**WRITTEN EXERCISE:**
List each line holding the string "this".

**Dataset records:**
# # #
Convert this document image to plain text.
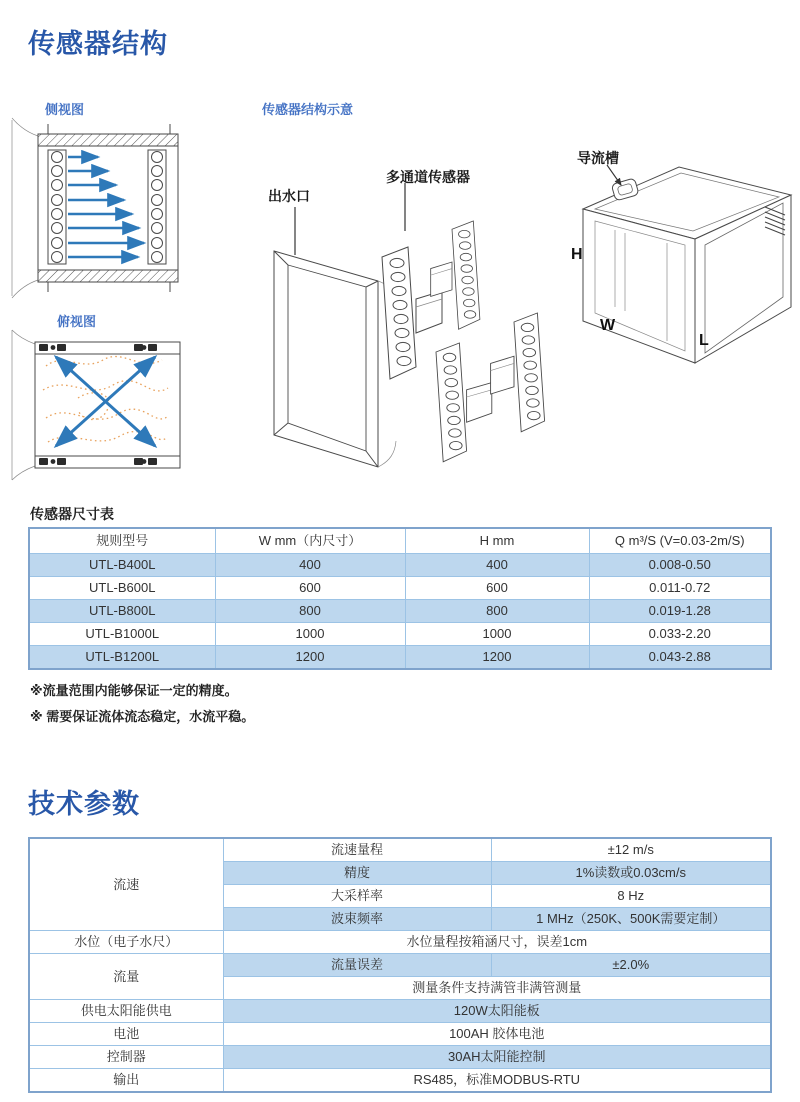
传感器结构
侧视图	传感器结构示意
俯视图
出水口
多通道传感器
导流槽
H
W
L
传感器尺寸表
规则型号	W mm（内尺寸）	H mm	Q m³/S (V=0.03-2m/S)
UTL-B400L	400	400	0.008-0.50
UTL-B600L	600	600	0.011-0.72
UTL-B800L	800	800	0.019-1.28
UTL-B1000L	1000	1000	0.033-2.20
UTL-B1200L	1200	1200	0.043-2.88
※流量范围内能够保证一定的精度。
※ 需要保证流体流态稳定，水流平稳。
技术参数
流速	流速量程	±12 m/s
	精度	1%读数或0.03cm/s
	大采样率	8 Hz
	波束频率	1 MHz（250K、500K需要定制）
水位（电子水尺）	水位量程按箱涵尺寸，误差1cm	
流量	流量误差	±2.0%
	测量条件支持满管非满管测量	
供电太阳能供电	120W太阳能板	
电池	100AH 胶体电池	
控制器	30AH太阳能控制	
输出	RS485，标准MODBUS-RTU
# # #
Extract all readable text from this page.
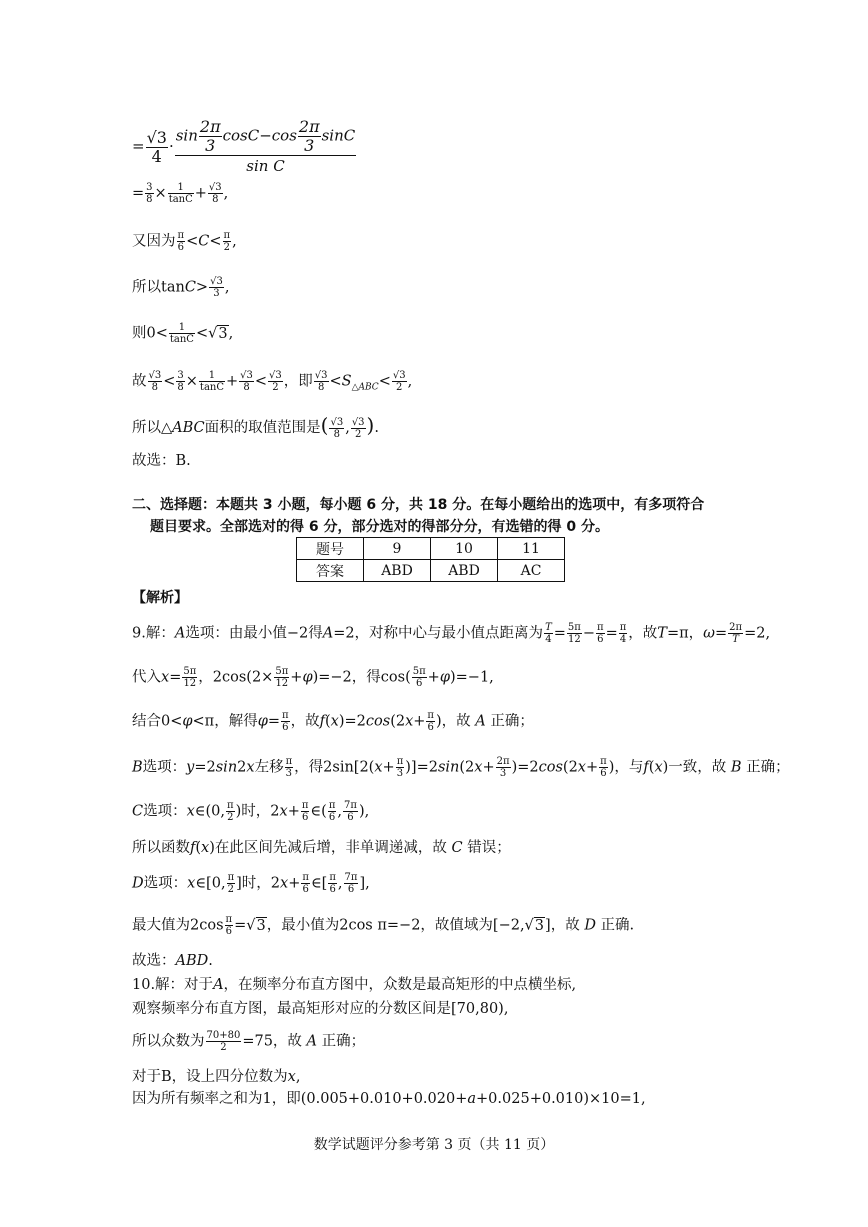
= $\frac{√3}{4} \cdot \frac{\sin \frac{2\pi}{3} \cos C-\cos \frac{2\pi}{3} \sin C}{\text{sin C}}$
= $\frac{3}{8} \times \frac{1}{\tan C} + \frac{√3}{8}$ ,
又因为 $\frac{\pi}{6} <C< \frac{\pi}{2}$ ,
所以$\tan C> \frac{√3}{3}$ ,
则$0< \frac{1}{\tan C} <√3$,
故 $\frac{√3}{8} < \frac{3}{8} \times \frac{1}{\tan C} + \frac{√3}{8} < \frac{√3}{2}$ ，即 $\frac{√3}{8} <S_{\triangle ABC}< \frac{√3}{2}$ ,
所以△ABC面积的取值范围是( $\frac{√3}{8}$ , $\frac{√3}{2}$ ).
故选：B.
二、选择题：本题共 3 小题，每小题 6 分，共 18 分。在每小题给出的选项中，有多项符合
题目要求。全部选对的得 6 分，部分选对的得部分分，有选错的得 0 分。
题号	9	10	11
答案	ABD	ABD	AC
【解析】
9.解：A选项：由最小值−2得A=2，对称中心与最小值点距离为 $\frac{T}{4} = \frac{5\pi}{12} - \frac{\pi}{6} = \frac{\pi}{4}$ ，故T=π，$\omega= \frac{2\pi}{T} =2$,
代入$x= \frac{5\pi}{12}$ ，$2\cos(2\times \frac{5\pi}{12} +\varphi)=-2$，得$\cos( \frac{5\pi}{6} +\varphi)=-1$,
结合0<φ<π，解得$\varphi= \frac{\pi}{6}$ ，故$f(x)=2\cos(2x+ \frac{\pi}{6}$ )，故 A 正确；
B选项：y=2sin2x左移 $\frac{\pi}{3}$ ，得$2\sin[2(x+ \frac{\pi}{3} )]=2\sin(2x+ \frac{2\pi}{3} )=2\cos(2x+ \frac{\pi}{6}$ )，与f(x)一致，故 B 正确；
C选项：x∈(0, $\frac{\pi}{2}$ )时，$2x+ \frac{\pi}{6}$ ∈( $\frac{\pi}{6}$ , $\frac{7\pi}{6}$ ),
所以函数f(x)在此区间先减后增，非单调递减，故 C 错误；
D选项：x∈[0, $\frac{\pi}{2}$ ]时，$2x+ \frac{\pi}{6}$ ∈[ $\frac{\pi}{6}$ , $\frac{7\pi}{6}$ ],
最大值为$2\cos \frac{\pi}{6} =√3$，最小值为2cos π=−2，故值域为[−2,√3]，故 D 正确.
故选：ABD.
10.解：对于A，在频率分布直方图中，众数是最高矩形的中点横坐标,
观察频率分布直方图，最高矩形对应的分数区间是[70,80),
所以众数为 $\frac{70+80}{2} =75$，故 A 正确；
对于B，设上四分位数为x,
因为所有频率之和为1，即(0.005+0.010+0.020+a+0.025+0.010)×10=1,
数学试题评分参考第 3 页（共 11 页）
# # #
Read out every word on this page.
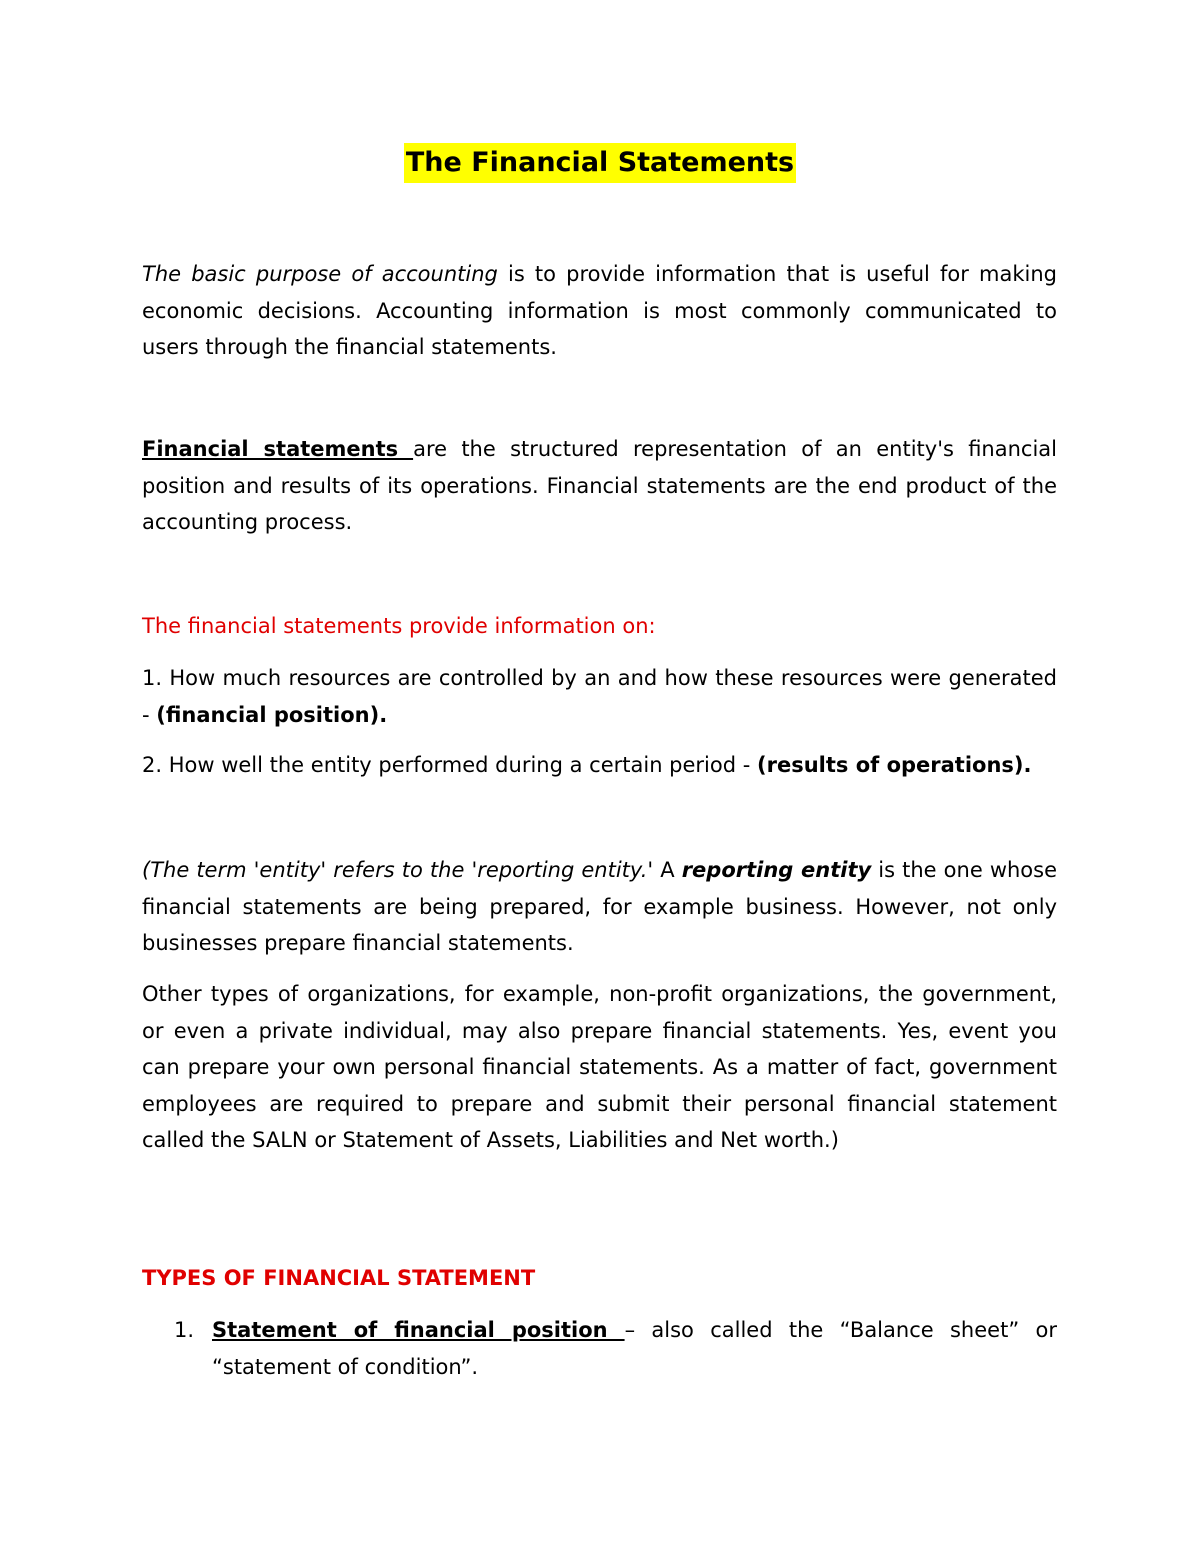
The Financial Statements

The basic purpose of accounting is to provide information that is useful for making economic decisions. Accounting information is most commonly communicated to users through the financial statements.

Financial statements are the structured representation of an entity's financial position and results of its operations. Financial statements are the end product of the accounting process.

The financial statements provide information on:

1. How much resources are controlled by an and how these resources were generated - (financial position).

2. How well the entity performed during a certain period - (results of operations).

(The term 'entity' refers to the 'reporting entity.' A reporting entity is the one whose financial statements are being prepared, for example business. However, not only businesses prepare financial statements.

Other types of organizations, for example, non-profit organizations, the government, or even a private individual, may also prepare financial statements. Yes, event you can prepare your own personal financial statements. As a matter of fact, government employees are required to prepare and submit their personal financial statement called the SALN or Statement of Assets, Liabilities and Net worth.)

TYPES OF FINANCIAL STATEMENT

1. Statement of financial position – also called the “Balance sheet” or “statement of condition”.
# # #
**EXERCISE RESULT:**
Convert this document image to plain text.
Extract all readable text from this page.
Read out every word on this page.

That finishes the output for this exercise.